Image region annotations:

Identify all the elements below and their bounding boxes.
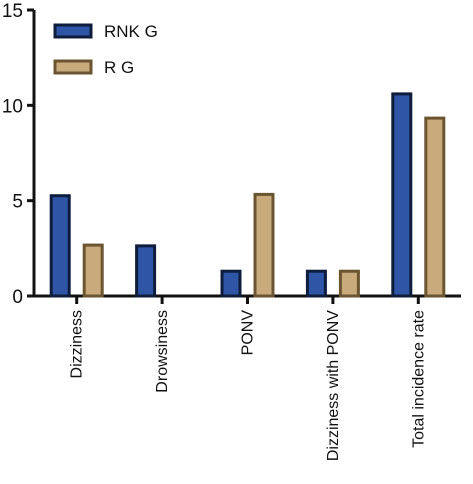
bar-rnk-g <box>49 194 71 298</box>
bar-rnk-g <box>135 244 157 298</box>
bar-rnk-g <box>220 269 242 298</box>
bars <box>49 92 446 298</box>
legend-item: R G <box>53 58 134 77</box>
legend: RNK G R G <box>53 22 158 77</box>
legend-swatch <box>53 59 93 75</box>
bar-r-g <box>82 243 104 298</box>
bar-rnk-g <box>391 92 413 298</box>
legend-swatch <box>53 23 93 39</box>
x-category-label: Total incidence rate <box>410 310 427 448</box>
legend-label: RNK G <box>104 22 158 41</box>
x-category-label: Drowsiness <box>154 310 171 393</box>
legend-label: R G <box>104 58 134 77</box>
y-tick-label: 10 <box>2 96 23 117</box>
x-category-label: Dizziness with PONV <box>325 310 342 461</box>
x-category-label: PONV <box>240 310 257 356</box>
x-axis: Dizziness Drowsiness PONV Dizziness with PO… <box>32 294 461 461</box>
bar-r-g <box>338 269 360 298</box>
y-tick-label: 15 <box>2 1 23 22</box>
legend-item: RNK G <box>53 22 158 41</box>
y-tick-label: 0 <box>12 287 23 308</box>
bar-rnk-g <box>305 269 327 298</box>
bar-r-g <box>424 116 446 298</box>
y-axis: 0 5 10 15 <box>2 1 36 308</box>
y-tick-label: 5 <box>12 192 23 213</box>
x-category-label: Dizziness <box>69 310 86 378</box>
bar-r-g <box>253 192 275 298</box>
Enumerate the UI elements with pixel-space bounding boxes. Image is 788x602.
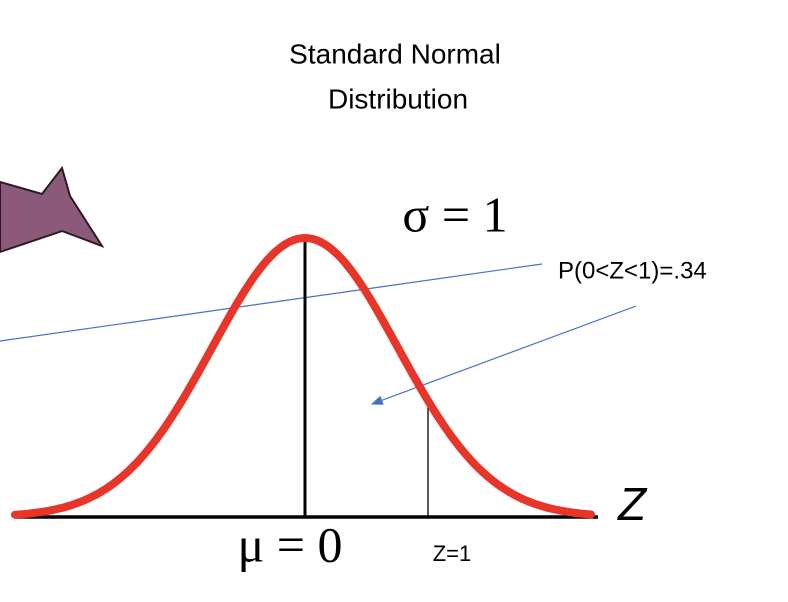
z1-label: Z=1 <box>433 541 472 566</box>
axis-label: Z <box>617 478 648 530</box>
title: Distribution <box>328 83 468 114</box>
normal-curve <box>11 233 595 519</box>
sigma-label: σ = 1 <box>402 186 507 242</box>
pointer-line <box>0 263 543 342</box>
star-shape <box>0 165 105 254</box>
probability-label: P(0<Z<1)=.34 <box>558 257 707 284</box>
mu-label: μ = 0 <box>237 516 342 572</box>
title: Standard Normal <box>289 38 501 69</box>
pointer-arrow <box>370 305 637 405</box>
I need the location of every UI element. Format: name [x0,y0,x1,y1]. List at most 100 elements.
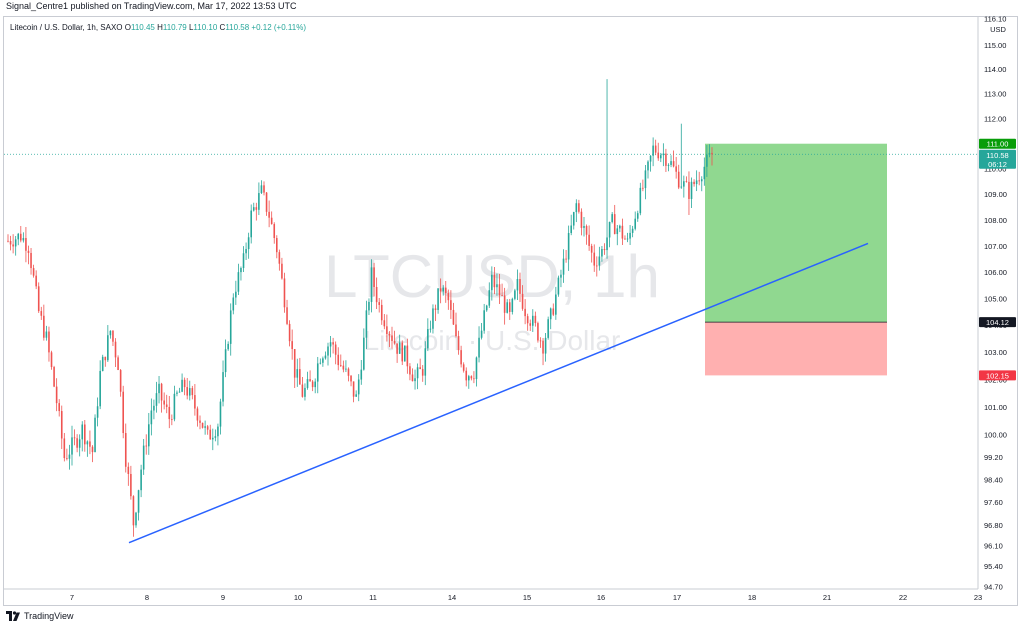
candle-body [442,287,444,292]
time-tick-label: 17 [673,593,681,602]
candle-body [247,237,250,250]
entry-price-badge-bg [979,317,1016,328]
candle-body [132,496,135,526]
candle-body [327,346,329,356]
candle-body [375,286,378,303]
time-tick-label: 18 [748,593,756,602]
time-axis[interactable]: 7 8 9 10 11 14 15 16 17 18 21 22 23 [70,593,982,602]
candle-body [20,233,22,241]
price-axis[interactable]: 116.10 115.00 114.00 113.00 112.00 111.00 110.… [984,14,1007,591]
candle-body [624,238,626,240]
candle-body [245,249,247,254]
candle-body [516,279,519,291]
candle-body [27,250,30,253]
chart-frame [3,16,1018,606]
candle-body [309,379,311,382]
candle-body [547,319,549,338]
candle-body [427,329,429,349]
candle-body [457,336,460,351]
candle-body [370,267,373,302]
candle-body [460,350,462,365]
candle-body [334,344,337,355]
candle-body [485,305,488,311]
candle-body [32,268,35,276]
candle-body [695,180,698,185]
candle-body [196,408,199,421]
candle-body [55,386,58,404]
candle-body [324,355,327,359]
candle-body [89,441,91,447]
candle-body [291,341,293,350]
candle-body [493,274,496,288]
candle-body [629,232,631,239]
candle-body [708,152,711,155]
candle-body [114,341,117,358]
candle-body [165,404,168,407]
legend-close-label: C [219,23,226,32]
stop-loss-zone[interactable] [705,322,887,376]
publisher-header: Signal_Centre1 published on TradingView.… [6,1,297,11]
candle-body [483,310,485,331]
candle-body [508,302,511,312]
candle-body [649,155,652,162]
long-position-tool[interactable] [4,143,978,376]
candle-body [378,302,380,305]
candle-body [424,348,427,376]
price-tick-label: 103.00 [984,348,1007,357]
stop-price-badge: 102.15 [979,370,1016,381]
candle-body [68,454,71,459]
candle-body [667,164,670,166]
candle-body [212,437,214,440]
candle-body [388,333,391,336]
candle-body [567,233,570,260]
trendline-layer[interactable] [128,242,869,544]
candle-body [94,417,96,453]
price-tick-label: 110.00 [984,165,1006,174]
time-tick-label: 21 [823,593,831,602]
candle-body [186,387,188,396]
candlesticks [7,79,713,537]
candle-body [25,238,27,251]
legend-open-label: O [124,23,131,32]
candle-body [135,512,137,526]
candle-body [329,342,332,347]
tradingview-footer[interactable]: TradingView [6,611,74,621]
candle-body [304,387,306,397]
candle-body [478,337,480,358]
time-tick-label: 11 [369,593,377,602]
candle-body [524,308,526,317]
candle-body [672,161,675,167]
profit-zone[interactable] [705,143,887,323]
candle-body [84,424,86,445]
time-tick-label: 16 [597,593,605,602]
candle-body [299,369,301,385]
candle-body [60,411,63,439]
candle-body [278,252,281,264]
legend-high: 110.79 [162,23,187,32]
candle-body [357,379,360,395]
candle-body [480,330,483,338]
candle-body [383,320,386,327]
candle-body [360,369,363,380]
candle-body [242,253,245,269]
candle-body [503,295,506,313]
candle-body [711,152,713,155]
price-tick-label: 109.00 [984,190,1007,199]
candle-body [626,238,629,240]
legend-low: 110.10 [193,23,218,32]
target-price-badge: 111.00 [979,138,1016,149]
price-tick-label: 101.00 [984,403,1007,412]
trendline[interactable] [128,242,869,544]
candle-body [255,207,258,210]
price-tick-label: 106.00 [984,268,1007,277]
candle-body [53,367,55,387]
candle-body [634,218,636,229]
price-tick-label: 100.00 [984,430,1007,439]
candle-body [519,279,521,294]
candle-body [409,366,411,375]
candle-body [657,152,660,159]
target-price-badge-text: 111.00 [987,140,1009,149]
candle-body [473,378,475,380]
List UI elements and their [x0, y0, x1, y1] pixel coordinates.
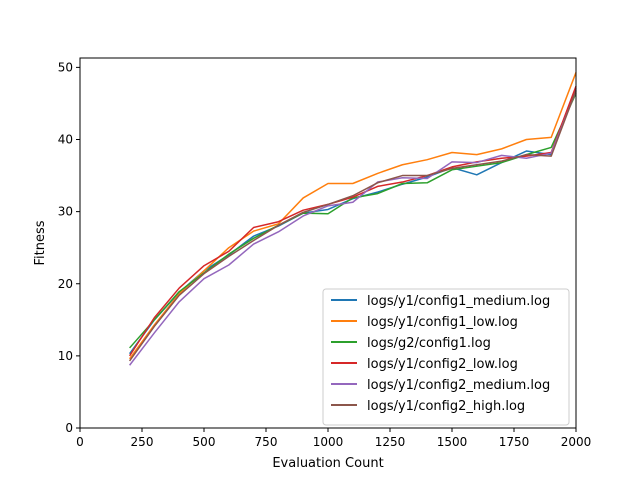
y-axis: 0 10 20 30 40 50 — [58, 60, 80, 435]
x-tick-label: 1500 — [437, 435, 468, 449]
legend-label-2: logs/g2/config1.log — [367, 336, 491, 351]
y-axis-label: Fitness — [33, 220, 48, 265]
y-tick-label: 10 — [58, 349, 73, 363]
y-tick-label: 40 — [58, 133, 73, 147]
x-tick-label: 0 — [76, 435, 84, 449]
x-tick-label: 250 — [131, 435, 154, 449]
series-layer — [128, 72, 577, 366]
x-axis: 0 250 500 750 1000 1250 1500 1750 2000 — [76, 428, 591, 449]
legend-label-4: logs/y1/config2_medium.log — [367, 378, 550, 393]
legend-label-5: logs/y1/config2_high.log — [367, 399, 525, 414]
y-tick-label: 30 — [58, 205, 73, 219]
x-tick-label: 1750 — [499, 435, 530, 449]
legend-label-3: logs/y1/config2_low.log — [367, 357, 518, 372]
x-axis-label: Evaluation Count — [272, 456, 383, 471]
series-line-4 — [129, 90, 577, 366]
y-tick-label: 50 — [58, 60, 73, 74]
legend-box — [322, 288, 570, 426]
series-line-3 — [128, 85, 577, 357]
series-line-1 — [128, 72, 577, 360]
x-tick-label: 1250 — [375, 435, 406, 449]
x-tick-label: 1000 — [313, 435, 344, 449]
series-line-5 — [128, 90, 577, 362]
y-tick-label: 20 — [58, 277, 73, 291]
legend: logs/y1/config1_medium.log logs/y1/config… — [322, 288, 570, 426]
x-tick-label: 500 — [193, 435, 216, 449]
y-tick-label: 0 — [65, 421, 73, 435]
x-tick-label: 750 — [255, 435, 278, 449]
legend-label-1: logs/y1/config1_low.log — [367, 315, 518, 330]
legend-label-0: logs/y1/config1_medium.log — [367, 294, 550, 309]
x-tick-label: 2000 — [561, 435, 592, 449]
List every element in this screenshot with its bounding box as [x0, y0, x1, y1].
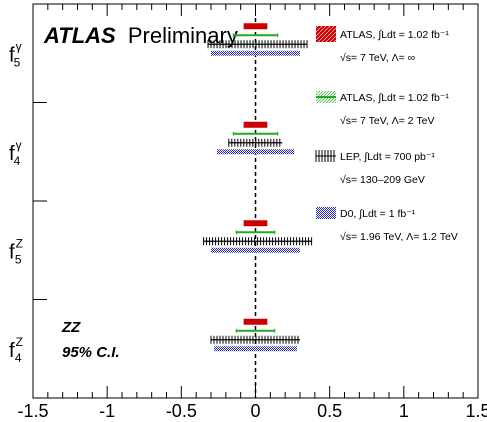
interval-bar-d0 [211, 247, 300, 253]
category-dividers [33, 102, 47, 300]
x-tick-label: 0.5 [317, 401, 342, 421]
legend-entry-label: ATLAS, ∫Ldt = 1.02 fb⁻¹ [340, 92, 449, 104]
legend-entry-label: ATLAS, ∫Ldt = 1.02 fb⁻¹ [340, 29, 449, 41]
x-tick-label: -1.5 [17, 401, 48, 421]
category-base: f [9, 241, 15, 263]
interval-bar-atlas-inf [243, 23, 268, 30]
category-base: f [9, 340, 15, 362]
interval-bar-d0 [216, 149, 295, 155]
interval-bar-atlas-inf [243, 318, 268, 325]
chart-title: ATLAS Preliminary [43, 23, 238, 48]
category-superscript: Z [16, 335, 23, 349]
category-label: fZ 5 [9, 236, 23, 266]
category-superscript: Z [16, 236, 23, 250]
interval-marks [203, 23, 313, 352]
category-labels: fγ 5fγ 4fZ 5fZ 4 [9, 39, 23, 365]
category-label: fγ 4 [9, 138, 22, 168]
legend-entry-label: LEP, ∫Ldt = 700 pb⁻¹ [340, 151, 435, 163]
title-bold: ATLAS [43, 23, 116, 48]
legend: ATLAS, ∫Ldt = 1.02 fb⁻¹ √s= 7 TeV, Λ= ∞ AT… [315, 26, 458, 243]
category-base: f [9, 143, 15, 165]
interval-bar-d0 [213, 346, 298, 352]
x-tick-label: 0 [250, 401, 260, 421]
x-tick-label: 1.5 [465, 401, 487, 421]
category-label: fZ 4 [9, 335, 23, 365]
legend-swatch-d0 [316, 207, 336, 219]
category-base: f [9, 44, 15, 66]
legend-entry-label: D0, ∫Ldt = 1 fb⁻¹ [340, 208, 416, 220]
category-superscript: γ [16, 39, 22, 53]
annotation-cl: 95% C.I. [62, 344, 120, 361]
category-superscript: γ [16, 138, 22, 152]
x-tick-label: -0.5 [166, 401, 197, 421]
x-tick-label: 1 [399, 401, 409, 421]
category-label: fγ 5 [9, 39, 22, 69]
category-subscript: 5 [14, 55, 21, 69]
x-tick-label: -1 [99, 401, 115, 421]
interval-bar-d0 [211, 50, 300, 56]
annotation-process: ZZ [61, 319, 81, 336]
legend-entry-subtitle: √s= 7 TeV, Λ= ∞ [340, 52, 415, 64]
category-subscript: 4 [15, 351, 22, 365]
interval-bar-atlas-inf [243, 121, 268, 128]
category-subscript: 4 [14, 154, 21, 168]
legend-entry-subtitle: √s= 7 TeV, Λ= 2 TeV [340, 115, 435, 127]
category-subscript: 5 [15, 252, 22, 266]
axis-ticks: -1.5 -1 -0.5 0 0.5 1 1.5 [17, 4, 487, 421]
legend-entry-subtitle: √s= 130–209 GeV [340, 174, 425, 186]
legend-entry-subtitle: √s= 1.96 TeV, Λ= 1.2 TeV [340, 231, 458, 243]
interval-bar-atlas-inf [243, 220, 268, 227]
legend-swatch-atlas-inf [316, 26, 336, 42]
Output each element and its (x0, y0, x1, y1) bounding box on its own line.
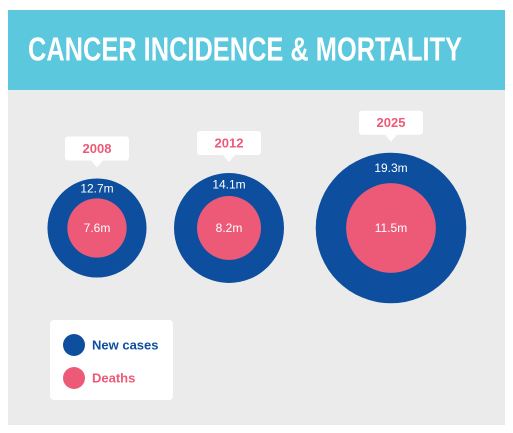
legend-swatch (63, 334, 85, 356)
year-tag (65, 136, 129, 161)
new-cases-label: 14.1m (212, 178, 245, 192)
year-label: 2012 (215, 135, 244, 150)
year-tag-pointer (385, 134, 397, 142)
deaths-circle (346, 183, 436, 273)
year-label: 2008 (83, 141, 112, 156)
deaths-label: 8.2m (216, 221, 243, 235)
chart-title: CANCER INCIDENCE & MORTALITY (28, 31, 462, 68)
legend-label: New cases (92, 337, 159, 352)
deaths-circle (197, 196, 261, 260)
year-tag (197, 131, 261, 156)
header-bar (8, 10, 505, 90)
new-cases-label: 12.7m (80, 182, 113, 196)
legend-label: Deaths (92, 370, 135, 385)
year-tag-pointer (91, 160, 103, 168)
deaths-circle (67, 198, 127, 258)
legend-swatch (63, 367, 85, 389)
legend-box (50, 320, 173, 400)
deaths-label: 11.5m (375, 221, 407, 235)
year-tag-pointer (223, 155, 235, 163)
year-tag (359, 110, 423, 135)
new-cases-label: 19.3m (374, 161, 407, 175)
year-label: 2025 (377, 115, 406, 130)
deaths-label: 7.6m (84, 221, 111, 235)
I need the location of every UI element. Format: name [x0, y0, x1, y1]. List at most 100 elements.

THE PROBLEM.
Give everything from the line containing "candle-body [442,287,444,292]" down to the line containing "candle-body [508,302,511,312]", both included, as a JSON list of strings. Use one string per line and leave out blank lines.

EXERCISE SOLUTION.
[
  "candle-body [442,287,444,292]",
  "time-tick-label: 17 [673,593,681,602]",
  "candle-body [247,237,250,250]",
  "entry-price-badge-bg [979,317,1016,328]",
  "candle-body [132,496,135,526]",
  "candle-body [327,346,329,356]",
  "candle-body [375,286,378,303]",
  "time-tick-label: 18 [748,593,756,602]",
  "time-axis[interactable]: 7 8 9 10 11 14 15 16 17 18 21 22 23 [70,593,982,602]",
  "candle-body [20,233,22,241]",
  "price-axis[interactable]: 116.10 115.00 114.00 113.00 112.00 111.00 110.… [984,14,1007,591]",
  "candle-body [624,238,626,240]",
  "candle-body [245,249,247,254]",
  "candle-body [516,279,519,291]",
  "candle-body [27,250,30,253]",
  "chart-frame [3,16,1018,606]",
  "candle-body [309,379,311,382]",
  "candle-body [547,319,549,338]",
  "candle-body [427,329,429,349]",
  "candle-body [457,336,460,351]",
  "candle-body [370,267,373,302]",
  "candle-body [460,350,462,365]",
  "candle-body [334,344,337,355]",
  "candle-body [485,305,488,311]",
  "candle-body [32,268,35,276]",
  "candle-body [695,180,698,185]",
  "candle-body [196,408,199,421]",
  "candle-body [55,386,58,404]",
  "candle-body [324,355,327,359]",
  "candle-body [89,441,91,447]",
  "candle-body [291,341,293,350]",
  "candle-body [493,274,496,288]",
  "candle-body [629,232,631,239]",
  "candle-body [708,152,711,155]",
  "candle-body [114,341,117,358]",
  "candle-body [165,404,168,407]",
  "legend-close-label: C [219,23,226,32]",
  "stop-loss-zone[interactable] [705,322,887,376]",
  "publisher-header: Signal_Centre1 published on TradingView.… [6,1,297,11]",
  "candle-body [483,310,485,331]",
  "candle-body [508,302,511,312]"
]